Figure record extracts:
•••

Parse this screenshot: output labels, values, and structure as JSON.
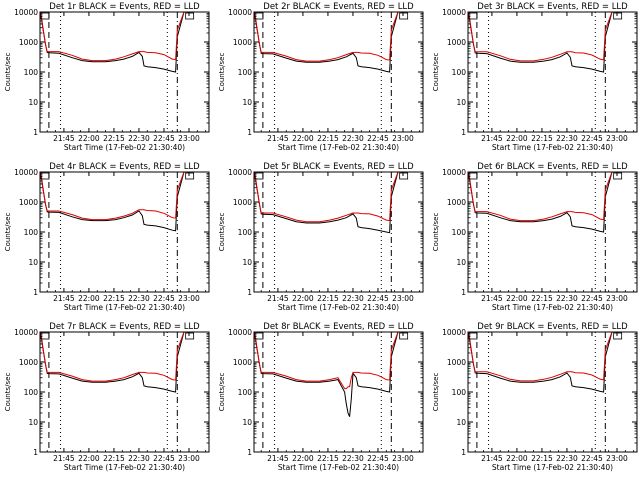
{
  "figure": {
    "xlabel": "Start Time (17-Feb-02 21:30:40)",
    "ylabel": "Counts/sec",
    "x_tick_labels": [
      "21:45",
      "22:00",
      "22:15",
      "22:30",
      "22:45",
      "23:00"
    ],
    "y_tick_labels": [
      "1",
      "10",
      "100",
      "1000",
      "10000"
    ],
    "colors": {
      "events": "#000000",
      "lld": "#e00000",
      "axes": "#000000",
      "background": "#ffffff"
    }
  },
  "chart_data": [
    {
      "type": "line",
      "title": "Det 1r BLACK = Events, RED = LLD",
      "xlabel": "Start Time (17-Feb-02 21:30:40)",
      "ylabel": "Counts/sec",
      "xlim": [
        "21:30:40",
        "23:12"
      ],
      "ylim": [
        1,
        10000
      ],
      "yscale": "log",
      "x": [
        "21:31",
        "21:32",
        "21:34",
        "21:35",
        "21:36",
        "21:42",
        "21:50",
        "21:56",
        "22:02",
        "22:10",
        "22:16",
        "22:21",
        "22:26",
        "22:30",
        "22:32",
        "22:33",
        "22:35",
        "22:40",
        "22:45",
        "22:50",
        "22:52",
        "22:53",
        "22:57",
        "23:00"
      ],
      "series": [
        {
          "name": "Events",
          "values": [
            10000,
            4000,
            800,
            450,
            440,
            420,
            300,
            240,
            220,
            220,
            240,
            270,
            330,
            450,
            330,
            160,
            150,
            140,
            125,
            105,
            100,
            1500,
            10000,
            10000
          ]
        },
        {
          "name": "LLD",
          "values": [
            10000,
            4500,
            800,
            480,
            480,
            480,
            360,
            270,
            240,
            240,
            270,
            320,
            400,
            480,
            480,
            480,
            450,
            440,
            380,
            270,
            260,
            2500,
            10000,
            10000
          ]
        }
      ],
      "vertical_lines": [
        "21:36",
        "21:43",
        "22:47",
        "22:53"
      ]
    },
    {
      "type": "line",
      "title": "Det 2r BLACK = Events, RED = LLD",
      "xlabel": "Start Time (17-Feb-02 21:30:40)",
      "ylabel": "Counts/sec",
      "xlim": [
        "21:30:40",
        "23:12"
      ],
      "ylim": [
        1,
        10000
      ],
      "yscale": "log",
      "x": [
        "21:31",
        "21:32",
        "21:34",
        "21:35",
        "21:36",
        "21:42",
        "21:50",
        "21:56",
        "22:02",
        "22:10",
        "22:16",
        "22:21",
        "22:26",
        "22:30",
        "22:32",
        "22:33",
        "22:35",
        "22:40",
        "22:45",
        "22:50",
        "22:52",
        "22:53",
        "22:57",
        "23:00"
      ],
      "series": [
        {
          "name": "Events",
          "values": [
            10000,
            4000,
            800,
            420,
            410,
            400,
            290,
            230,
            210,
            210,
            230,
            260,
            320,
            420,
            300,
            160,
            150,
            140,
            125,
            105,
            100,
            1500,
            10000,
            10000
          ]
        },
        {
          "name": "LLD",
          "values": [
            10000,
            4500,
            800,
            450,
            450,
            450,
            340,
            260,
            230,
            230,
            260,
            300,
            380,
            450,
            450,
            450,
            430,
            420,
            360,
            260,
            250,
            2500,
            10000,
            10000
          ]
        }
      ],
      "vertical_lines": [
        "21:36",
        "21:43",
        "22:47",
        "22:53"
      ]
    },
    {
      "type": "line",
      "title": "Det 3r BLACK = Events, RED = LLD",
      "xlabel": "Start Time (17-Feb-02 21:30:40)",
      "ylabel": "Counts/sec",
      "xlim": [
        "21:30:40",
        "23:12"
      ],
      "ylim": [
        1,
        10000
      ],
      "yscale": "log",
      "x": [
        "21:31",
        "21:32",
        "21:34",
        "21:35",
        "21:36",
        "21:42",
        "21:50",
        "21:56",
        "22:02",
        "22:10",
        "22:16",
        "22:21",
        "22:26",
        "22:30",
        "22:32",
        "22:33",
        "22:35",
        "22:40",
        "22:45",
        "22:50",
        "22:52",
        "22:53",
        "22:57",
        "23:00"
      ],
      "series": [
        {
          "name": "Events",
          "values": [
            10000,
            4000,
            800,
            430,
            420,
            410,
            290,
            230,
            210,
            210,
            230,
            260,
            320,
            430,
            310,
            160,
            150,
            140,
            125,
            105,
            100,
            1500,
            10000,
            10000
          ]
        },
        {
          "name": "LLD",
          "values": [
            10000,
            4500,
            800,
            470,
            470,
            470,
            350,
            265,
            235,
            235,
            265,
            310,
            390,
            470,
            470,
            470,
            440,
            430,
            370,
            265,
            255,
            2500,
            10000,
            10000
          ]
        }
      ],
      "vertical_lines": [
        "21:36",
        "21:43",
        "22:47",
        "22:53"
      ]
    },
    {
      "type": "line",
      "title": "Det 4r BLACK = Events, RED = LLD",
      "xlabel": "Start Time (17-Feb-02 21:30:40)",
      "ylabel": "Counts/sec",
      "xlim": [
        "21:30:40",
        "23:12"
      ],
      "ylim": [
        1,
        10000
      ],
      "yscale": "log",
      "x": [
        "21:31",
        "21:32",
        "21:34",
        "21:35",
        "21:36",
        "21:42",
        "21:50",
        "21:56",
        "22:02",
        "22:10",
        "22:16",
        "22:21",
        "22:26",
        "22:30",
        "22:32",
        "22:33",
        "22:35",
        "22:40",
        "22:45",
        "22:50",
        "22:52",
        "22:53",
        "22:57",
        "23:00"
      ],
      "series": [
        {
          "name": "Events",
          "values": [
            10000,
            4000,
            800,
            470,
            460,
            450,
            320,
            260,
            240,
            240,
            260,
            300,
            370,
            500,
            350,
            180,
            170,
            160,
            140,
            115,
            110,
            1500,
            10000,
            10000
          ]
        },
        {
          "name": "LLD",
          "values": [
            10000,
            4500,
            800,
            500,
            500,
            500,
            380,
            290,
            260,
            260,
            290,
            340,
            420,
            550,
            550,
            550,
            520,
            500,
            420,
            300,
            290,
            2500,
            10000,
            10000
          ]
        }
      ],
      "vertical_lines": [
        "21:36",
        "21:43",
        "22:47",
        "22:53"
      ]
    },
    {
      "type": "line",
      "title": "Det 5r BLACK = Events, RED = LLD",
      "xlabel": "Start Time (17-Feb-02 21:30:40)",
      "ylabel": "Counts/sec",
      "xlim": [
        "21:30:40",
        "23:12"
      ],
      "ylim": [
        1,
        10000
      ],
      "yscale": "log",
      "x": [
        "21:31",
        "21:32",
        "21:34",
        "21:35",
        "21:36",
        "21:42",
        "21:50",
        "21:56",
        "22:02",
        "22:10",
        "22:16",
        "22:21",
        "22:26",
        "22:30",
        "22:32",
        "22:33",
        "22:35",
        "22:40",
        "22:45",
        "22:50",
        "22:52",
        "22:53",
        "22:57",
        "23:00"
      ],
      "series": [
        {
          "name": "Events",
          "values": [
            10000,
            4000,
            800,
            400,
            390,
            380,
            280,
            220,
            200,
            200,
            220,
            250,
            300,
            400,
            290,
            150,
            140,
            130,
            115,
            100,
            95,
            1500,
            10000,
            10000
          ]
        },
        {
          "name": "LLD",
          "values": [
            10000,
            4500,
            800,
            430,
            430,
            430,
            320,
            250,
            220,
            220,
            250,
            290,
            360,
            430,
            430,
            430,
            410,
            400,
            340,
            250,
            240,
            2500,
            10000,
            10000
          ]
        }
      ],
      "vertical_lines": [
        "21:36",
        "21:43",
        "22:47",
        "22:53"
      ]
    },
    {
      "type": "line",
      "title": "Det 6r BLACK = Events, RED = LLD",
      "xlabel": "Start Time (17-Feb-02 21:30:40)",
      "ylabel": "Counts/sec",
      "xlim": [
        "21:30:40",
        "23:12"
      ],
      "ylim": [
        1,
        10000
      ],
      "yscale": "log",
      "x": [
        "21:31",
        "21:32",
        "21:34",
        "21:35",
        "21:36",
        "21:42",
        "21:50",
        "21:56",
        "22:02",
        "22:10",
        "22:16",
        "22:21",
        "22:26",
        "22:30",
        "22:32",
        "22:33",
        "22:35",
        "22:40",
        "22:45",
        "22:50",
        "22:52",
        "22:53",
        "22:57",
        "23:00"
      ],
      "series": [
        {
          "name": "Events",
          "values": [
            10000,
            4000,
            800,
            440,
            430,
            420,
            300,
            240,
            220,
            220,
            240,
            270,
            330,
            440,
            320,
            160,
            150,
            140,
            125,
            105,
            100,
            1500,
            10000,
            10000
          ]
        },
        {
          "name": "LLD",
          "values": [
            10000,
            4500,
            800,
            480,
            480,
            480,
            360,
            270,
            240,
            240,
            270,
            320,
            400,
            480,
            480,
            480,
            450,
            440,
            380,
            270,
            260,
            2500,
            10000,
            10000
          ]
        }
      ],
      "vertical_lines": [
        "21:36",
        "21:43",
        "22:47",
        "22:53"
      ]
    },
    {
      "type": "line",
      "title": "Det 7r BLACK = Events, RED = LLD",
      "xlabel": "Start Time (17-Feb-02 21:30:40)",
      "ylabel": "Counts/sec",
      "xlim": [
        "21:30:40",
        "23:12"
      ],
      "ylim": [
        1,
        10000
      ],
      "yscale": "log",
      "x": [
        "21:31",
        "21:32",
        "21:34",
        "21:35",
        "21:36",
        "21:42",
        "21:50",
        "21:56",
        "22:02",
        "22:10",
        "22:16",
        "22:21",
        "22:26",
        "22:30",
        "22:32",
        "22:33",
        "22:35",
        "22:40",
        "22:45",
        "22:50",
        "22:52",
        "22:53",
        "22:57",
        "23:00"
      ],
      "series": [
        {
          "name": "Events",
          "values": [
            10000,
            4000,
            800,
            420,
            410,
            400,
            290,
            230,
            210,
            210,
            230,
            260,
            320,
            420,
            300,
            160,
            150,
            140,
            125,
            105,
            100,
            1500,
            10000,
            10000
          ]
        },
        {
          "name": "LLD",
          "values": [
            10000,
            4500,
            800,
            450,
            450,
            450,
            340,
            260,
            230,
            230,
            260,
            300,
            380,
            450,
            450,
            450,
            430,
            420,
            360,
            260,
            250,
            2500,
            10000,
            10000
          ]
        }
      ],
      "vertical_lines": [
        "21:36",
        "21:43",
        "22:47",
        "22:53"
      ]
    },
    {
      "type": "line",
      "title": "Det 8r BLACK = Events, RED = LLD",
      "xlabel": "Start Time (17-Feb-02 21:30:40)",
      "ylabel": "Counts/sec",
      "xlim": [
        "21:30:40",
        "23:12"
      ],
      "ylim": [
        1,
        10000
      ],
      "yscale": "log",
      "x": [
        "21:31",
        "21:32",
        "21:34",
        "21:35",
        "21:36",
        "21:42",
        "21:50",
        "21:56",
        "22:02",
        "22:10",
        "22:16",
        "22:21",
        "22:25",
        "22:26",
        "22:27",
        "22:28",
        "22:29",
        "22:30",
        "22:32",
        "22:33",
        "22:35",
        "22:40",
        "22:45",
        "22:50",
        "22:52",
        "22:53",
        "22:57",
        "23:00"
      ],
      "series": [
        {
          "name": "Events",
          "values": [
            10000,
            4000,
            800,
            420,
            410,
            400,
            290,
            230,
            210,
            210,
            230,
            260,
            100,
            40,
            20,
            15,
            60,
            420,
            300,
            160,
            150,
            140,
            125,
            105,
            100,
            1500,
            10000,
            10000
          ]
        },
        {
          "name": "LLD",
          "values": [
            10000,
            4500,
            800,
            450,
            450,
            450,
            340,
            260,
            230,
            230,
            260,
            300,
            130,
            130,
            150,
            150,
            300,
            450,
            450,
            450,
            430,
            420,
            360,
            260,
            250,
            2500,
            10000,
            10000
          ]
        }
      ],
      "vertical_lines": [
        "21:36",
        "21:43",
        "22:47",
        "22:53"
      ]
    },
    {
      "type": "line",
      "title": "Det 9r BLACK = Events, RED = LLD",
      "xlabel": "Start Time (17-Feb-02 21:30:40)",
      "ylabel": "Counts/sec",
      "xlim": [
        "21:30:40",
        "23:12"
      ],
      "ylim": [
        1,
        10000
      ],
      "yscale": "log",
      "x": [
        "21:31",
        "21:32",
        "21:34",
        "21:35",
        "21:36",
        "21:42",
        "21:50",
        "21:56",
        "22:02",
        "22:10",
        "22:16",
        "22:21",
        "22:26",
        "22:30",
        "22:32",
        "22:33",
        "22:35",
        "22:40",
        "22:45",
        "22:50",
        "22:52",
        "22:53",
        "22:57",
        "23:00"
      ],
      "series": [
        {
          "name": "Events",
          "values": [
            10000,
            4000,
            800,
            430,
            420,
            410,
            290,
            230,
            210,
            210,
            230,
            260,
            320,
            430,
            310,
            160,
            150,
            140,
            125,
            105,
            100,
            1500,
            10000,
            10000
          ]
        },
        {
          "name": "LLD",
          "values": [
            10000,
            4500,
            800,
            470,
            470,
            470,
            350,
            265,
            235,
            235,
            265,
            310,
            390,
            470,
            470,
            470,
            440,
            430,
            370,
            265,
            255,
            2500,
            10000,
            10000
          ]
        }
      ],
      "vertical_lines": [
        "21:36",
        "21:43",
        "22:47",
        "22:53"
      ]
    }
  ]
}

•••

Report the number of lines in the listing that include the string "title"; give nothing but the number.

# The response
9